§ Aim
Collect each line containing "down".

[Records contained in a dataset]
>> Start

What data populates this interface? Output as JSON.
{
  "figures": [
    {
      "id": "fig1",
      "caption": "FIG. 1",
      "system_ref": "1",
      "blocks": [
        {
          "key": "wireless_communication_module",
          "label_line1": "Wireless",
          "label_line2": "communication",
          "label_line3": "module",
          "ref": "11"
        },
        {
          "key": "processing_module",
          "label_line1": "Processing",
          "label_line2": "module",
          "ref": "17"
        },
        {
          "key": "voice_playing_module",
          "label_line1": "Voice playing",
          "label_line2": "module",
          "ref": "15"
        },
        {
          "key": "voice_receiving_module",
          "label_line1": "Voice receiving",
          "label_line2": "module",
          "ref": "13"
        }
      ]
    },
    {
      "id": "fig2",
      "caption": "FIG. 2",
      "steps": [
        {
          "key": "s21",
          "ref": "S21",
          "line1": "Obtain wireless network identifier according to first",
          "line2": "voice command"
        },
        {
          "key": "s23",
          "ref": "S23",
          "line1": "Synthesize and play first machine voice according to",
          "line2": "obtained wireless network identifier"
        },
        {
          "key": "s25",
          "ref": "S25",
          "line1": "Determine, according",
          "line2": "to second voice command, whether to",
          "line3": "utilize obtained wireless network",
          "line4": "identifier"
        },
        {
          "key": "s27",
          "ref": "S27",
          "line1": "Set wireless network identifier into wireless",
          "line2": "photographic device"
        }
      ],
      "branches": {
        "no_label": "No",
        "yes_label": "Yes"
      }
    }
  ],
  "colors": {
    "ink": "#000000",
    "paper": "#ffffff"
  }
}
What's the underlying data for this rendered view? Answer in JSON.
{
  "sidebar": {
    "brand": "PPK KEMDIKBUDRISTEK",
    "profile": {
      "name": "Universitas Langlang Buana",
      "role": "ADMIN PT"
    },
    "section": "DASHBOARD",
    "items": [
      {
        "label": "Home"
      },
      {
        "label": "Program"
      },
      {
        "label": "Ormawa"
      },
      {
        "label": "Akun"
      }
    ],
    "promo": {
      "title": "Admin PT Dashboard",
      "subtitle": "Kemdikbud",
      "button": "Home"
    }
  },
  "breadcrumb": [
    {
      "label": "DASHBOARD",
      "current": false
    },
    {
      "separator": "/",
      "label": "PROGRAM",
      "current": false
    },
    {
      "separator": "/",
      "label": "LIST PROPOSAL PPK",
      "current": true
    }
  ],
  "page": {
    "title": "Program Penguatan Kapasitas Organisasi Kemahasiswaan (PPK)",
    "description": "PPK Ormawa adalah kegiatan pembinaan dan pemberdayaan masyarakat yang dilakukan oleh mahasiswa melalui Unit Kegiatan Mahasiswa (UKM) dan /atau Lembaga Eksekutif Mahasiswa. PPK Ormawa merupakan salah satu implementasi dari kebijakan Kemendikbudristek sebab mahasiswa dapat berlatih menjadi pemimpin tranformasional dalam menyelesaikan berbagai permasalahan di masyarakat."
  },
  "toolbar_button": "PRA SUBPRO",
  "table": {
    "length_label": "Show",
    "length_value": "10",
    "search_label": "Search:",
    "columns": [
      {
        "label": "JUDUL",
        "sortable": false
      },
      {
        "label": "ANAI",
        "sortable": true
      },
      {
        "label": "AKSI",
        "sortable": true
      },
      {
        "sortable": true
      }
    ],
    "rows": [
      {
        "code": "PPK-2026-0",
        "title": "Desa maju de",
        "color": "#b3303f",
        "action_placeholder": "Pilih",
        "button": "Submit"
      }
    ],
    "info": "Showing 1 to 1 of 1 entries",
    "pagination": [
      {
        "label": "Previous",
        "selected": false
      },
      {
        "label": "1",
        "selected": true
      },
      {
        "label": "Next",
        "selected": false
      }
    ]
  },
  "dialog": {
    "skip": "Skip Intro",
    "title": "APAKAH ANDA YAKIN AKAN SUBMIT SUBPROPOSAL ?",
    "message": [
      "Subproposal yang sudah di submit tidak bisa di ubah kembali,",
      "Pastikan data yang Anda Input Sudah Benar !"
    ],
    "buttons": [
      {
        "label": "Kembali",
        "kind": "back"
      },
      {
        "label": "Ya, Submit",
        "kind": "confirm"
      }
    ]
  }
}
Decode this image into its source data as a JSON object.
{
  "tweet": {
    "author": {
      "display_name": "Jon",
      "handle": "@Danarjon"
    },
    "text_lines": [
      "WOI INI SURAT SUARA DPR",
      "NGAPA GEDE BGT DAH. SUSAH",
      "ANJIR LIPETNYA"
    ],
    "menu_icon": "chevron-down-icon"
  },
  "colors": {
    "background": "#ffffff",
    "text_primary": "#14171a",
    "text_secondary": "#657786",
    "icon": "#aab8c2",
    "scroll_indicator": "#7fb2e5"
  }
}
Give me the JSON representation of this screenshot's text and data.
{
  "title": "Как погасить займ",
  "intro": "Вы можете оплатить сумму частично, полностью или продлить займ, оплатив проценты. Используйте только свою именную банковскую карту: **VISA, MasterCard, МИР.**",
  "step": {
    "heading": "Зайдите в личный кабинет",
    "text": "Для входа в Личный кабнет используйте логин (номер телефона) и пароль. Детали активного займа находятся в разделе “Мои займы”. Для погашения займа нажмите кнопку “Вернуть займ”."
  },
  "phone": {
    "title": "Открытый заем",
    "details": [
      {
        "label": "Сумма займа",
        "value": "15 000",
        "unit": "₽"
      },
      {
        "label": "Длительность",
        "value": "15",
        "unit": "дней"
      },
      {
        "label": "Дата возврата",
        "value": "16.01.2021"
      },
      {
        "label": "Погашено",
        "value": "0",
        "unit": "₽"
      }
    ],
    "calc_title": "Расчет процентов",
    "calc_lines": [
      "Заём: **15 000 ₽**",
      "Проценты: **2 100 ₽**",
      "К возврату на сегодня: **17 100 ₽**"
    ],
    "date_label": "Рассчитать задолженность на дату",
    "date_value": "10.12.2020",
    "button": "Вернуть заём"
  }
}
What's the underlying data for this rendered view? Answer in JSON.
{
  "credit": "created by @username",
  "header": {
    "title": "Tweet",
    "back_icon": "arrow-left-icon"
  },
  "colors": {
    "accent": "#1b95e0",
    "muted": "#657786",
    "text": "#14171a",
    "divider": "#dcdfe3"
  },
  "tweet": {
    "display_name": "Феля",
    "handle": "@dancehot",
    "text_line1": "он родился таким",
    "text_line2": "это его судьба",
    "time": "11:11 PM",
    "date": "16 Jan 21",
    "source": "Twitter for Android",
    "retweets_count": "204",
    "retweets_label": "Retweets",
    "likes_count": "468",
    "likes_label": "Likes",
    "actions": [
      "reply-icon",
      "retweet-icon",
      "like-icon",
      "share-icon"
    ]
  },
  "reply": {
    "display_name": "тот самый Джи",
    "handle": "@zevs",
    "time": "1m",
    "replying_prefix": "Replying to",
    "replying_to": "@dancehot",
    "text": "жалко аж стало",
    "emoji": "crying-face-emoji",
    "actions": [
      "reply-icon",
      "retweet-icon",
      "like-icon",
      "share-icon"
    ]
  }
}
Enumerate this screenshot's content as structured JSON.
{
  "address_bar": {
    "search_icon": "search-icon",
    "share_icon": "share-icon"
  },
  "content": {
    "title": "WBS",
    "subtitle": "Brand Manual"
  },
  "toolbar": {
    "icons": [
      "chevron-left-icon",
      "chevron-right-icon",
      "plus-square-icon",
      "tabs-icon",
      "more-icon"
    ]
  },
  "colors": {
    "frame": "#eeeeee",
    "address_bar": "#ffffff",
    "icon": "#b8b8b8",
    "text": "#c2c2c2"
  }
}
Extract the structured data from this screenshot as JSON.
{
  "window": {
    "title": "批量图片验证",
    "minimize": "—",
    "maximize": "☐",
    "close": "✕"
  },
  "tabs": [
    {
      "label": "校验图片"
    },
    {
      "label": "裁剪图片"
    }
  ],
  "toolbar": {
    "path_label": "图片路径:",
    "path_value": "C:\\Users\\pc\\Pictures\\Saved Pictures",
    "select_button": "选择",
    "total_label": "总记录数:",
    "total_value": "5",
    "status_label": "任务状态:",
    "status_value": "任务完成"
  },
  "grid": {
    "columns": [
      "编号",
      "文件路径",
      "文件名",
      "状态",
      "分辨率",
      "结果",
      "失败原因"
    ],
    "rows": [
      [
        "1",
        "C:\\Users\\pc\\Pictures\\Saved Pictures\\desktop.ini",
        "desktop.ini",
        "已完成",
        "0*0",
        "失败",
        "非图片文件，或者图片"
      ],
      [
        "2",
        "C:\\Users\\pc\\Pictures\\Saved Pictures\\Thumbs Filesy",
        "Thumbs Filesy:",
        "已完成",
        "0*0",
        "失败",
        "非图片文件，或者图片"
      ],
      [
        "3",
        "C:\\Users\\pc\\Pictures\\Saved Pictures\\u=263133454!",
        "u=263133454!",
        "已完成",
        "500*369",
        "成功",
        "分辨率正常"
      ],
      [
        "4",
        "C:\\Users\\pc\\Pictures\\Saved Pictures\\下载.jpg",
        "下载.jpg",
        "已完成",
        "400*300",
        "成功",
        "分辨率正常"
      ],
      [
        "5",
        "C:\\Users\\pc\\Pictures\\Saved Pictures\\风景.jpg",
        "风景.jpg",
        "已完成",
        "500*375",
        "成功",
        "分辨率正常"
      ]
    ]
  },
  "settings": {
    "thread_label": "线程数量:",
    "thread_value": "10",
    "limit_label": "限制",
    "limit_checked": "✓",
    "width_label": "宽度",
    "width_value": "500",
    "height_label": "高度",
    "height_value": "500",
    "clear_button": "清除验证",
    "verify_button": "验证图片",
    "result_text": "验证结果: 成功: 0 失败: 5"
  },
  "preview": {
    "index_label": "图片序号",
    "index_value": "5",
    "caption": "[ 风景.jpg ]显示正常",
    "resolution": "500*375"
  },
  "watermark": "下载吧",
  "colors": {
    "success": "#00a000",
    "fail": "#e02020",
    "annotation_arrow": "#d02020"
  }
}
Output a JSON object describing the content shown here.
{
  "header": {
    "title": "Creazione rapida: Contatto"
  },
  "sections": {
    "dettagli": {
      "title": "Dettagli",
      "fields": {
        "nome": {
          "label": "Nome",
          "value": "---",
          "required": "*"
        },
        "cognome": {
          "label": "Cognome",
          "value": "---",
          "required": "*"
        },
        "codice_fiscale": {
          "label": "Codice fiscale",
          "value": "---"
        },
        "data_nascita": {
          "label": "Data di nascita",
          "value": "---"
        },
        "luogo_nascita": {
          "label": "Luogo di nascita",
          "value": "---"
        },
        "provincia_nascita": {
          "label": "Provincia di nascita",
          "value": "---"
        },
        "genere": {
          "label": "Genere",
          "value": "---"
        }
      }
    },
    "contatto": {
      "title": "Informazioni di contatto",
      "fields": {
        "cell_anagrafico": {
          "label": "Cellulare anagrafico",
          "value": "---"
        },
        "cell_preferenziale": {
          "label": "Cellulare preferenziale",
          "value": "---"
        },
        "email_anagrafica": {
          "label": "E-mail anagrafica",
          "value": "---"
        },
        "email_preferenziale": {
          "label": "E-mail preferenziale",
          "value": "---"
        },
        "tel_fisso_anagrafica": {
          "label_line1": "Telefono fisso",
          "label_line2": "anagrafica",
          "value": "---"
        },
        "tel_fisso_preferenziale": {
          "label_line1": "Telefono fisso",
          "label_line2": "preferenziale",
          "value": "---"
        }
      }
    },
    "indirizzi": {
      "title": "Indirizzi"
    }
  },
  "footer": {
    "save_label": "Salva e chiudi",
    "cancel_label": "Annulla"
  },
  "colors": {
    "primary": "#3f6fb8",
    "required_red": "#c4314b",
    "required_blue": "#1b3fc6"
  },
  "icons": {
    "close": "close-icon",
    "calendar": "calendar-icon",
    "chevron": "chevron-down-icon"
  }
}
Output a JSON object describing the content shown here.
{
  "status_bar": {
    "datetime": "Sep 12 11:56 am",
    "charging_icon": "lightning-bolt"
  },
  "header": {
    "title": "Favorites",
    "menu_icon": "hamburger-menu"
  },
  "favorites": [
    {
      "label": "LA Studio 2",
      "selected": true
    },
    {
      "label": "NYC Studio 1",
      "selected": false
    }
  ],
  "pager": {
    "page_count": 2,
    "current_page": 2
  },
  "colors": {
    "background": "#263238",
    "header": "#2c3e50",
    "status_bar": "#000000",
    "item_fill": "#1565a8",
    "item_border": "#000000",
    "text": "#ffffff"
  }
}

>> End

§ Final result
    "menu_icon": "chevron-down-icon"
    "chevron": "chevron-down-icon"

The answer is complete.